§ EXCERPTED RECORDS:
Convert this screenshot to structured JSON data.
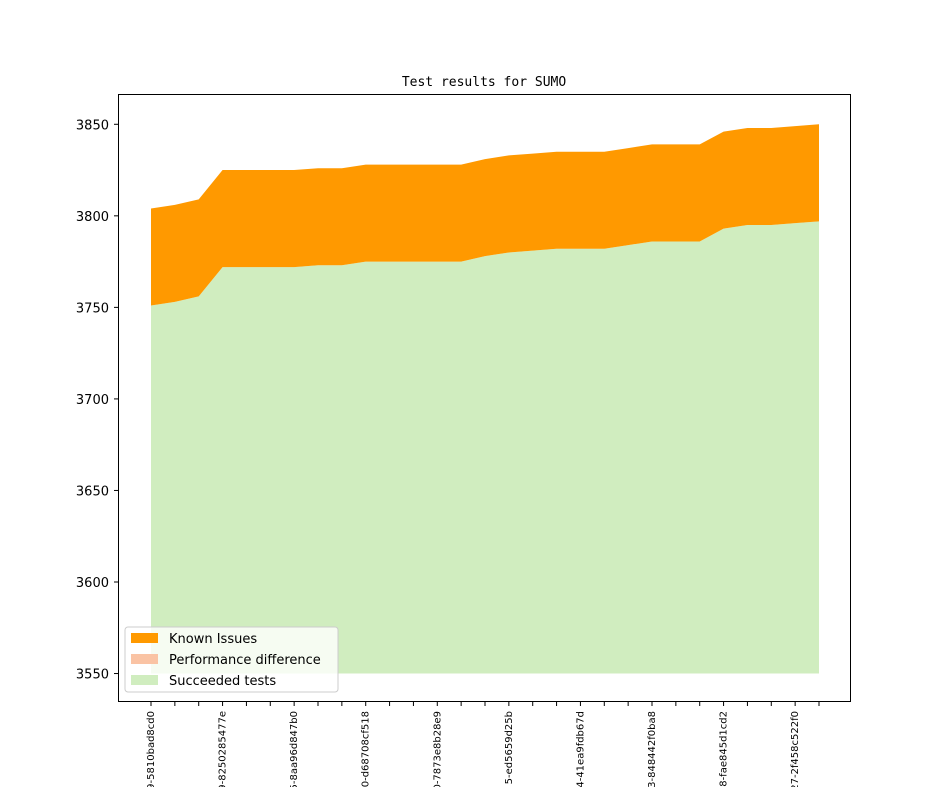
{
  "chart_data": {
    "type": "area",
    "title": "Test results for SUMO",
    "xlabel": "",
    "ylabel": "",
    "ylim": [
      3535,
      3866
    ],
    "yticks": [
      3550,
      3600,
      3650,
      3700,
      3750,
      3800,
      3850
    ],
    "baseline": 3550,
    "x_tick_labels": [
      "9-5810bad8cd0",
      "9-8250285477e",
      "5-8aa96d847b0",
      "0-d68708cf518",
      "0-7873e8b28e9",
      "5-ed5659d25b",
      "4-41ea9fdb67d",
      "3-848442f0ba8",
      "8-fae845d1cd2",
      "27-2f458c522f0"
    ],
    "series": [
      {
        "name": "Succeeded tests",
        "color": "#d0edbf",
        "values": [
          3751,
          3753,
          3756,
          3772,
          3772,
          3772,
          3772,
          3773,
          3773,
          3775,
          3775,
          3775,
          3775,
          3775,
          3778,
          3780,
          3781,
          3782,
          3782,
          3782,
          3784,
          3786,
          3786,
          3786,
          3793,
          3795,
          3795,
          3796,
          3797
        ]
      },
      {
        "name": "Performance difference",
        "color": "#fac3a4",
        "values": [
          3751,
          3753,
          3756,
          3772,
          3772,
          3772,
          3772,
          3773,
          3773,
          3775,
          3775,
          3775,
          3775,
          3775,
          3778,
          3780,
          3781,
          3782,
          3782,
          3782,
          3784,
          3786,
          3786,
          3786,
          3793,
          3795,
          3795,
          3796,
          3797
        ]
      },
      {
        "name": "Known Issues",
        "color": "#ff9900",
        "values": [
          3804,
          3806,
          3809,
          3825,
          3825,
          3825,
          3825,
          3826,
          3826,
          3828,
          3828,
          3828,
          3828,
          3828,
          3831,
          3833,
          3834,
          3835,
          3835,
          3835,
          3837,
          3839,
          3839,
          3839,
          3846,
          3848,
          3848,
          3849,
          3850
        ]
      }
    ],
    "legend": {
      "placement": "lower-left",
      "entries": [
        "Known Issues",
        "Performance difference",
        "Succeeded tests"
      ]
    },
    "grid": false
  }
}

§ WHAT IS BEING ASKED:
Skipping the pictures, transcribe each line above exactly as it appears.

§ WRITTEN ANSWER:
Convert this screenshot to structured JSON data.
{
  "chart_data": {
    "type": "area",
    "title": "Test results for SUMO",
    "xlabel": "",
    "ylabel": "",
    "ylim": [
      3535,
      3866
    ],
    "yticks": [
      3550,
      3600,
      3650,
      3700,
      3750,
      3800,
      3850
    ],
    "baseline": 3550,
    "x_tick_labels": [
      "9-5810bad8cd0",
      "9-8250285477e",
      "5-8aa96d847b0",
      "0-d68708cf518",
      "0-7873e8b28e9",
      "5-ed5659d25b",
      "4-41ea9fdb67d",
      "3-848442f0ba8",
      "8-fae845d1cd2",
      "27-2f458c522f0"
    ],
    "series": [
      {
        "name": "Succeeded tests",
        "color": "#d0edbf",
        "values": [
          3751,
          3753,
          3756,
          3772,
          3772,
          3772,
          3772,
          3773,
          3773,
          3775,
          3775,
          3775,
          3775,
          3775,
          3778,
          3780,
          3781,
          3782,
          3782,
          3782,
          3784,
          3786,
          3786,
          3786,
          3793,
          3795,
          3795,
          3796,
          3797
        ]
      },
      {
        "name": "Performance difference",
        "color": "#fac3a4",
        "values": [
          3751,
          3753,
          3756,
          3772,
          3772,
          3772,
          3772,
          3773,
          3773,
          3775,
          3775,
          3775,
          3775,
          3775,
          3778,
          3780,
          3781,
          3782,
          3782,
          3782,
          3784,
          3786,
          3786,
          3786,
          3793,
          3795,
          3795,
          3796,
          3797
        ]
      },
      {
        "name": "Known Issues",
        "color": "#ff9900",
        "values": [
          3804,
          3806,
          3809,
          3825,
          3825,
          3825,
          3825,
          3826,
          3826,
          3828,
          3828,
          3828,
          3828,
          3828,
          3831,
          3833,
          3834,
          3835,
          3835,
          3835,
          3837,
          3839,
          3839,
          3839,
          3846,
          3848,
          3848,
          3849,
          3850
        ]
      }
    ],
    "legend": {
      "placement": "lower-left",
      "entries": [
        "Known Issues",
        "Performance difference",
        "Succeeded tests"
      ]
    },
    "grid": false
  }
}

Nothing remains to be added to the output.